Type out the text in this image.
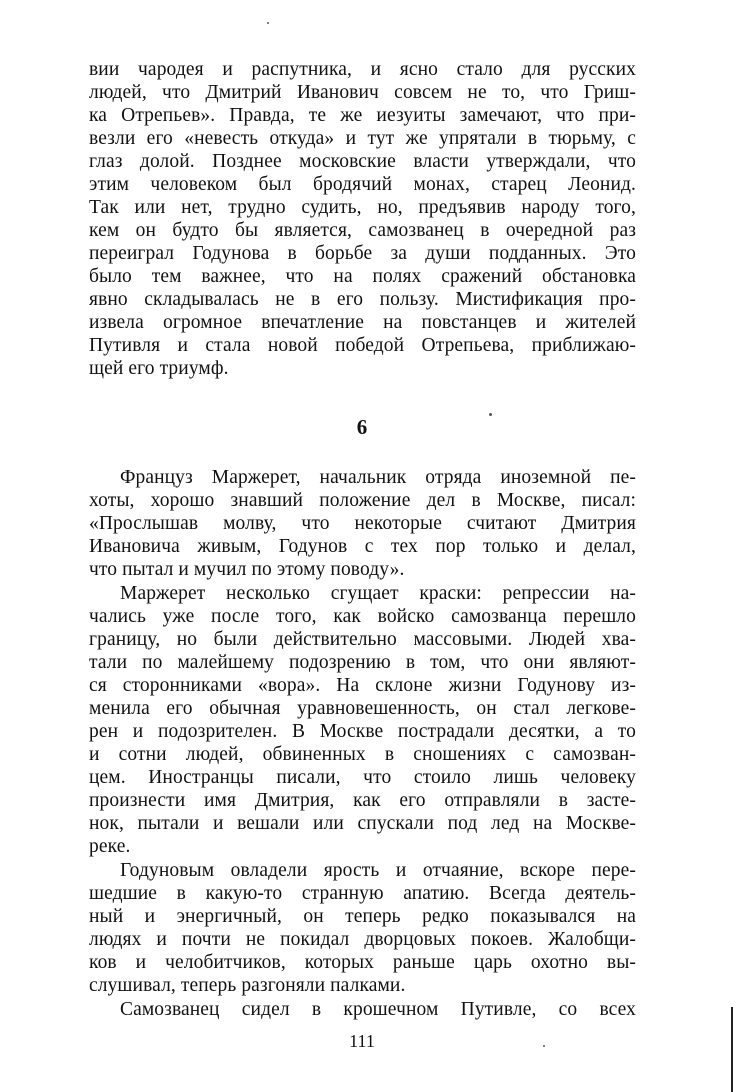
вии чародея и распутника, и ясно стало для русских
людей, что Дмитрий Иванович совсем не то, что Гриш-
ка Отрепьев». Правда, те же иезуиты замечают, что при-
везли его «невесть откуда» и тут же упрятали в тюрьму, с
глаз долой. Позднее московские власти утверждали, что
этим человеком был бродячий монах, старец Леонид.
Так или нет, трудно судить, но, предъявив народу того,
кем он будто бы является, самозванец в очередной раз
переиграл Годунова в борьбе за души подданных. Это
было тем важнее, что на полях сражений обстановка
явно складывалась не в его пользу. Мистификация про-
извела огромное впечатление на повстанцев и жителей
Путивля и стала новой победой Отрепьева, приближаю-
щей его триумф.
6
Француз Маржерет, начальник отряда иноземной пе-
хоты, хорошо знавший положение дел в Москве, писал:
«Прослышав молву, что некоторые считают Дмитрия
Ивановича живым, Годунов с тех пор только и делал,
что пытал и мучил по этому поводу».
Маржерет несколько сгущает краски: репрессии на-
чались уже после того, как войско самозванца перешло
границу, но были действительно массовыми. Людей хва-
тали по малейшему подозрению в том, что они являют-
ся сторонниками «вора». На склоне жизни Годунову из-
менила его обычная уравновешенность, он стал легкове-
рен и подозрителен. В Москве пострадали десятки, а то
и сотни людей, обвиненных в сношениях с самозван-
цем. Иностранцы писали, что стоило лишь человеку
произнести имя Дмитрия, как его отправляли в засте-
нок, пытали и вешали или спускали под лед на Москве-
реке.
Годуновым овладели ярость и отчаяние, вскоре пере-
шедшие в какую-то странную апатию. Всегда деятель-
ный и энергичный, он теперь редко показывался на
людях и почти не покидал дворцовых покоев. Жалобщи-
ков и челобитчиков, которых раньше царь охотно вы-
слушивал, теперь разгоняли палками.
Самозванец сидел в крошечном Путивле, со всех
111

**What to work on:** Quote every line of the records above exactly; no picture is to be copied.

**Result:**
Type out the text in this image.
вии чародея и распутника, и ясно стало для русских
людей, что Дмитрий Иванович совсем не то, что Гриш-
ка Отрепьев». Правда, те же иезуиты замечают, что при-
везли его «невесть откуда» и тут же упрятали в тюрьму, с
глаз долой. Позднее московские власти утверждали, что
этим человеком был бродячий монах, старец Леонид.
Так или нет, трудно судить, но, предъявив народу того,
кем он будто бы является, самозванец в очередной раз
переиграл Годунова в борьбе за души подданных. Это
было тем важнее, что на полях сражений обстановка
явно складывалась не в его пользу. Мистификация про-
извела огромное впечатление на повстанцев и жителей
Путивля и стала новой победой Отрепьева, приближаю-
щей его триумф.
6
Француз Маржерет, начальник отряда иноземной пе-
хоты, хорошо знавший положение дел в Москве, писал:
«Прослышав молву, что некоторые считают Дмитрия
Ивановича живым, Годунов с тех пор только и делал,
что пытал и мучил по этому поводу».
Маржерет несколько сгущает краски: репрессии на-
чались уже после того, как войско самозванца перешло
границу, но были действительно массовыми. Людей хва-
тали по малейшему подозрению в том, что они являют-
ся сторонниками «вора». На склоне жизни Годунову из-
менила его обычная уравновешенность, он стал легкове-
рен и подозрителен. В Москве пострадали десятки, а то
и сотни людей, обвиненных в сношениях с самозван-
цем. Иностранцы писали, что стоило лишь человеку
произнести имя Дмитрия, как его отправляли в засте-
нок, пытали и вешали или спускали под лед на Москве-
реке.
Годуновым овладели ярость и отчаяние, вскоре пере-
шедшие в какую-то странную апатию. Всегда деятель-
ный и энергичный, он теперь редко показывался на
людях и почти не покидал дворцовых покоев. Жалобщи-
ков и челобитчиков, которых раньше царь охотно вы-
слушивал, теперь разгоняли палками.
Самозванец сидел в крошечном Путивле, со всех
111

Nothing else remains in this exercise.